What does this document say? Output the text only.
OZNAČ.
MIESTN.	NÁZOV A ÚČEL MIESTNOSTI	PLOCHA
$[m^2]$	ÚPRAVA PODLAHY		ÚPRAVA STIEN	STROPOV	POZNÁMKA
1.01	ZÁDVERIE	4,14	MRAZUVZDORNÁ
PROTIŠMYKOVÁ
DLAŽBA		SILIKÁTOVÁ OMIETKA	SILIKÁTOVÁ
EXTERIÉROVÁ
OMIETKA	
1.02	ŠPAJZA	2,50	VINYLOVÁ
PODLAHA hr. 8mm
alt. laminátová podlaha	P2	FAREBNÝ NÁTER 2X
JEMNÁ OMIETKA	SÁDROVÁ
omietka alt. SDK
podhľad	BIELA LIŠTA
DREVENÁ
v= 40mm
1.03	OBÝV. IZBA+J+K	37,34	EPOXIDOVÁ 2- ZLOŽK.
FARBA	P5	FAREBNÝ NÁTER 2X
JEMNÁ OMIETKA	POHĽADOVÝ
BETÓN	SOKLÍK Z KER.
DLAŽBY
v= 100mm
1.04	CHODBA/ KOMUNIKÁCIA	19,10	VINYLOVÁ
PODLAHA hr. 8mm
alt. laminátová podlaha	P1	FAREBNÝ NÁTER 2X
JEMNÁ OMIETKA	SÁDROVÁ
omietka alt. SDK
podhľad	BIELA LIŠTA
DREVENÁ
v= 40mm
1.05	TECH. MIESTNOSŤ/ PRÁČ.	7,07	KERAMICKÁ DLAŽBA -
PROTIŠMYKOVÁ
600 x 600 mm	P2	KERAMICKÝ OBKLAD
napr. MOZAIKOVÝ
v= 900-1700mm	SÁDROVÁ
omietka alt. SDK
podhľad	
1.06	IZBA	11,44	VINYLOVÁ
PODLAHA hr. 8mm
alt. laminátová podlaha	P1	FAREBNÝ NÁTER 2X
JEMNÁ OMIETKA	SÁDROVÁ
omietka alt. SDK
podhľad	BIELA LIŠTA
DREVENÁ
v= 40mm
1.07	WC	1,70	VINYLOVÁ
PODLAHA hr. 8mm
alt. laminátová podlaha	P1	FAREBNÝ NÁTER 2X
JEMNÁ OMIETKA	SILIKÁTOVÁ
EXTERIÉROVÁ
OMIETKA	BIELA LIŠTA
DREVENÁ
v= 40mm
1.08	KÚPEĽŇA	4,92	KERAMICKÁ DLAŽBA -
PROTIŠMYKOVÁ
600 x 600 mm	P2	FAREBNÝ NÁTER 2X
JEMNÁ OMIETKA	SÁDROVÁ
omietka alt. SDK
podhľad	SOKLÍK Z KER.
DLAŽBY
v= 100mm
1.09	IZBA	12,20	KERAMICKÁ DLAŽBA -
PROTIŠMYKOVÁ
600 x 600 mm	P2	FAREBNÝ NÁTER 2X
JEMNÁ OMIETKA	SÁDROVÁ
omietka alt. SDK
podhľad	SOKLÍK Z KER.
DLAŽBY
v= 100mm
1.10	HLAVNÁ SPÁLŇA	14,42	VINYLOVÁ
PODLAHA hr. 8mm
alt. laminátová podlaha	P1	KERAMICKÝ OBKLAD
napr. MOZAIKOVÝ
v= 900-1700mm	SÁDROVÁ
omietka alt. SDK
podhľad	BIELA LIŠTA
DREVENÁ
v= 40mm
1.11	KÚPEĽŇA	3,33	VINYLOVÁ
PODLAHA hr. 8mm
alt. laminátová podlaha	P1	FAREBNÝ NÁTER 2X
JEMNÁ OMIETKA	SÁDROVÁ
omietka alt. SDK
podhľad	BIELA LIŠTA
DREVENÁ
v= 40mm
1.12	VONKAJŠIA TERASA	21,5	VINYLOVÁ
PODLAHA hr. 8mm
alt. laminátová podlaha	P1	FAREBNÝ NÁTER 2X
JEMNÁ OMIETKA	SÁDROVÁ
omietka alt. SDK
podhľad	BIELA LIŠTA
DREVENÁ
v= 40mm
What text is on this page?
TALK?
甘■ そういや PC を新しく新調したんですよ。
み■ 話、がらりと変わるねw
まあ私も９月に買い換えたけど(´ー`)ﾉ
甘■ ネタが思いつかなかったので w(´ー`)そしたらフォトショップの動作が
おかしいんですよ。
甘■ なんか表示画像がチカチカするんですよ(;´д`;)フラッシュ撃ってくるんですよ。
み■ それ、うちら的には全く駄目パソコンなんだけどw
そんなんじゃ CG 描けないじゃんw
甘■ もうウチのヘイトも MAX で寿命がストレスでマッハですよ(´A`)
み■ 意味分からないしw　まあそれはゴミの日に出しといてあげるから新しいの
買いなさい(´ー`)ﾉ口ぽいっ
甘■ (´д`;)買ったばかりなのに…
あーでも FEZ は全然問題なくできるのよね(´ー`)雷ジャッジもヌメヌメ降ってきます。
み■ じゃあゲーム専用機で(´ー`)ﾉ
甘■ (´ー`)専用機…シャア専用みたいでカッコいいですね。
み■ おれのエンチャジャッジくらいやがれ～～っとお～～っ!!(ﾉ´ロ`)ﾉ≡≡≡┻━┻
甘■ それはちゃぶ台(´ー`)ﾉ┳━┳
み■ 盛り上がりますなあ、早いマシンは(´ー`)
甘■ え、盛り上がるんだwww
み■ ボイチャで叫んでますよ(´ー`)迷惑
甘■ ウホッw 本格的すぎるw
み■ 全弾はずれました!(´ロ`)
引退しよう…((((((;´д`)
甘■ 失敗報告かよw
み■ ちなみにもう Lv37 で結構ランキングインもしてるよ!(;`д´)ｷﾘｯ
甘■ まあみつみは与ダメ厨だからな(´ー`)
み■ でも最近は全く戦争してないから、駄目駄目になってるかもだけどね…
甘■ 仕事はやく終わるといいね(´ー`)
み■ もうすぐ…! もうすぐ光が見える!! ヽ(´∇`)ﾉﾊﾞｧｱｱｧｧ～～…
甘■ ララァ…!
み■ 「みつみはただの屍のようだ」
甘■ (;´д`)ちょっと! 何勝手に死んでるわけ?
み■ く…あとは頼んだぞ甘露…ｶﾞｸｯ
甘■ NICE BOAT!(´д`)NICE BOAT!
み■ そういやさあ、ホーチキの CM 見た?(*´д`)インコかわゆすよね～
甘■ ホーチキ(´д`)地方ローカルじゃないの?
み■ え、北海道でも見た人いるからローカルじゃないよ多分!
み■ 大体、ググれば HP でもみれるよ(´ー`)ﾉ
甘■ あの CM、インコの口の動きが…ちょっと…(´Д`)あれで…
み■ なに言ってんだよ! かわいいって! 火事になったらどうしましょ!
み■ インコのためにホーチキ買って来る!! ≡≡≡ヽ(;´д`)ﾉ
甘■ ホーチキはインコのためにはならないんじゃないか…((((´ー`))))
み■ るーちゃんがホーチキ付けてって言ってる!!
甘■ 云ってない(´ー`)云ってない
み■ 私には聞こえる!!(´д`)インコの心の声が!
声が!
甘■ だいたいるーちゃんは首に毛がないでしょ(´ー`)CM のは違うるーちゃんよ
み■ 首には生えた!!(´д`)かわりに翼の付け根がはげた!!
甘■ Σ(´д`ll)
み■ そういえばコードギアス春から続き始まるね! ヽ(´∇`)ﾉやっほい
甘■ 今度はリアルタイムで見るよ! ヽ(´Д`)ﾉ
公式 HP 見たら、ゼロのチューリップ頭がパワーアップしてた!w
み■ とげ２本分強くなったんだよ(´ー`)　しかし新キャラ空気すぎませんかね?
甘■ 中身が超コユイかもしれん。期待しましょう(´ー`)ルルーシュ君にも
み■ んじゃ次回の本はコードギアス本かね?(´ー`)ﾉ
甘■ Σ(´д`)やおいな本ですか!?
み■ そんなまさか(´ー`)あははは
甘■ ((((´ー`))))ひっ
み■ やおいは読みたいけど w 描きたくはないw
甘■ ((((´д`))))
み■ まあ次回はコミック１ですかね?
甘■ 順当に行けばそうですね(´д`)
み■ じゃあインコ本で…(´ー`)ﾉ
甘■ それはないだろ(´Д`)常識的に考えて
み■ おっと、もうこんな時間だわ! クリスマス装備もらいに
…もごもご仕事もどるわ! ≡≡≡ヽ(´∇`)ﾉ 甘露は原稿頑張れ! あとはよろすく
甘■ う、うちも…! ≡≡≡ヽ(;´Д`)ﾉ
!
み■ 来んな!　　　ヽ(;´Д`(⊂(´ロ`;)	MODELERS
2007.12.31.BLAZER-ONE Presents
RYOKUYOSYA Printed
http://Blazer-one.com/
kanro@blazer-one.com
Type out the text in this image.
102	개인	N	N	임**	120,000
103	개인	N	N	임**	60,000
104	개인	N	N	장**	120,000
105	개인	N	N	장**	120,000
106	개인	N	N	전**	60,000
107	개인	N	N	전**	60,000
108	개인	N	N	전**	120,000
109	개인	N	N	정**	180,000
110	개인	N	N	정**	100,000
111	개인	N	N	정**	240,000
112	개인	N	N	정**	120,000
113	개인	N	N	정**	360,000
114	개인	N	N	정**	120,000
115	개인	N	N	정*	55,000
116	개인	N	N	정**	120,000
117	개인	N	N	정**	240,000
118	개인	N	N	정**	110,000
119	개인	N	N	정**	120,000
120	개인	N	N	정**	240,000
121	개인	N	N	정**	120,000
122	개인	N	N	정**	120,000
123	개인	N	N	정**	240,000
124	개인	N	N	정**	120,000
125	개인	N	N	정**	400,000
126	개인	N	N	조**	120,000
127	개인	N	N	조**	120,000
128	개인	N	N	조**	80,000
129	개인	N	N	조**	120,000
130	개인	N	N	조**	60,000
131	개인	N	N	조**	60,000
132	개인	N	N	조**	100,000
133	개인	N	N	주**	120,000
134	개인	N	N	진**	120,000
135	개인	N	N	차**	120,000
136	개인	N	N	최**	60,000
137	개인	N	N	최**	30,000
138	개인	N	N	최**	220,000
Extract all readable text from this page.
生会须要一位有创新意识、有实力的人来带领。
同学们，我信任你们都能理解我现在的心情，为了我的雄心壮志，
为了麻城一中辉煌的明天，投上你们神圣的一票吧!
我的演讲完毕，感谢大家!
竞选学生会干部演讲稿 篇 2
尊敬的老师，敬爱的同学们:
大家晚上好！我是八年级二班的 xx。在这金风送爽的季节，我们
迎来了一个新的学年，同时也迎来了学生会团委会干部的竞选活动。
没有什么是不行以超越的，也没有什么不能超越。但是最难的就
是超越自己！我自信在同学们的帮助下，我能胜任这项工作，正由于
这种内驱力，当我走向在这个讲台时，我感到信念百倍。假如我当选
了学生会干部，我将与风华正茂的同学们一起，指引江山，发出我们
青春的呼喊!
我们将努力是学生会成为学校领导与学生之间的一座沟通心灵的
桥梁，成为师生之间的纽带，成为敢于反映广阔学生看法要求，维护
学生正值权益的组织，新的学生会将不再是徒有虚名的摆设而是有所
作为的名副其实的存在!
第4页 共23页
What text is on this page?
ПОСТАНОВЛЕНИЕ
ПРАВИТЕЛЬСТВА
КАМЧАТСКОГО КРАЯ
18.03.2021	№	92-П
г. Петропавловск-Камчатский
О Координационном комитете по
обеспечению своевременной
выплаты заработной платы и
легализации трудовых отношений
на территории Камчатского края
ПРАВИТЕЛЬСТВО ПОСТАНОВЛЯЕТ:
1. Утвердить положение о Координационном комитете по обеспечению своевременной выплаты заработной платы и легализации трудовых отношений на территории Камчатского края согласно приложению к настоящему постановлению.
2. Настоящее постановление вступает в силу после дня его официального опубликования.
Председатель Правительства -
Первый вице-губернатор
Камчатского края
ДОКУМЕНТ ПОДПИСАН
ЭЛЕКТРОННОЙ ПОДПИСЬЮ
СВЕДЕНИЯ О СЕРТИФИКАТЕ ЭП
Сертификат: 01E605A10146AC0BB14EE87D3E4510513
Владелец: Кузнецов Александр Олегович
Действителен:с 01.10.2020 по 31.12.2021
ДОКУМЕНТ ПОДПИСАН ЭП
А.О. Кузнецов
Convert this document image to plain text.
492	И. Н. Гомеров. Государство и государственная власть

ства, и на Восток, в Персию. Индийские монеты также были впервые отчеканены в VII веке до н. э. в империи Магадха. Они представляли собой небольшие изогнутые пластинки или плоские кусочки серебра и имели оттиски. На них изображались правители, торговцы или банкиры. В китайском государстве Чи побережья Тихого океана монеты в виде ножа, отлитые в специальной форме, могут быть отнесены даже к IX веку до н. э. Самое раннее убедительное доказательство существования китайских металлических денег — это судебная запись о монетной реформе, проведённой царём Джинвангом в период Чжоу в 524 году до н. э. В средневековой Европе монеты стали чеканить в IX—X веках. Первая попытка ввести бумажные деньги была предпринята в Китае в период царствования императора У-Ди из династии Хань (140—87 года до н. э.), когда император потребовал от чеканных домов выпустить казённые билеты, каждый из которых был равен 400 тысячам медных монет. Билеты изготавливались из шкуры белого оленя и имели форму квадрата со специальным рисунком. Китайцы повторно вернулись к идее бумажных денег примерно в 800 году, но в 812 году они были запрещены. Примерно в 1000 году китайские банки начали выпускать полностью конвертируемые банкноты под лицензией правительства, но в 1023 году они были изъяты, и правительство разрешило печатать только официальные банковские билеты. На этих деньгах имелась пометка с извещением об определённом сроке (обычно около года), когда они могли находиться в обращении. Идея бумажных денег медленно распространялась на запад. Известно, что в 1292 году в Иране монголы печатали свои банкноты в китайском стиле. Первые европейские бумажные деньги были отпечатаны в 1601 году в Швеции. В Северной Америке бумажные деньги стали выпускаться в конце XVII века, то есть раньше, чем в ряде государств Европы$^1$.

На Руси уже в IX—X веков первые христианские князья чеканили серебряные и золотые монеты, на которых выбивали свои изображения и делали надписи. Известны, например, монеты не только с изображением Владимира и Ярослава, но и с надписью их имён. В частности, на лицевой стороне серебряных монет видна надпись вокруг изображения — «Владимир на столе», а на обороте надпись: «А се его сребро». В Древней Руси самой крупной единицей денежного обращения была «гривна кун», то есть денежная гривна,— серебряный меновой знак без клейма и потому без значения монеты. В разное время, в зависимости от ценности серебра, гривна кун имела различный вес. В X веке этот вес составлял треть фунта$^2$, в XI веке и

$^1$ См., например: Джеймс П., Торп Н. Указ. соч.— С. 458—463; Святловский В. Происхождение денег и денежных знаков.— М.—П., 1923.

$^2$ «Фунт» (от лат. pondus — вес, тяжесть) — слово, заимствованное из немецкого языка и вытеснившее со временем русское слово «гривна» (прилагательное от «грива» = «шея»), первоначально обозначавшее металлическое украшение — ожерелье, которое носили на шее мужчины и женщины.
□ □ □ □ □
Using the listing above, gather each line that holds the string "Кузнецов" and copy it.

The response |
Владелец: Кузнецов Александр Олегович
А.О. Кузнецов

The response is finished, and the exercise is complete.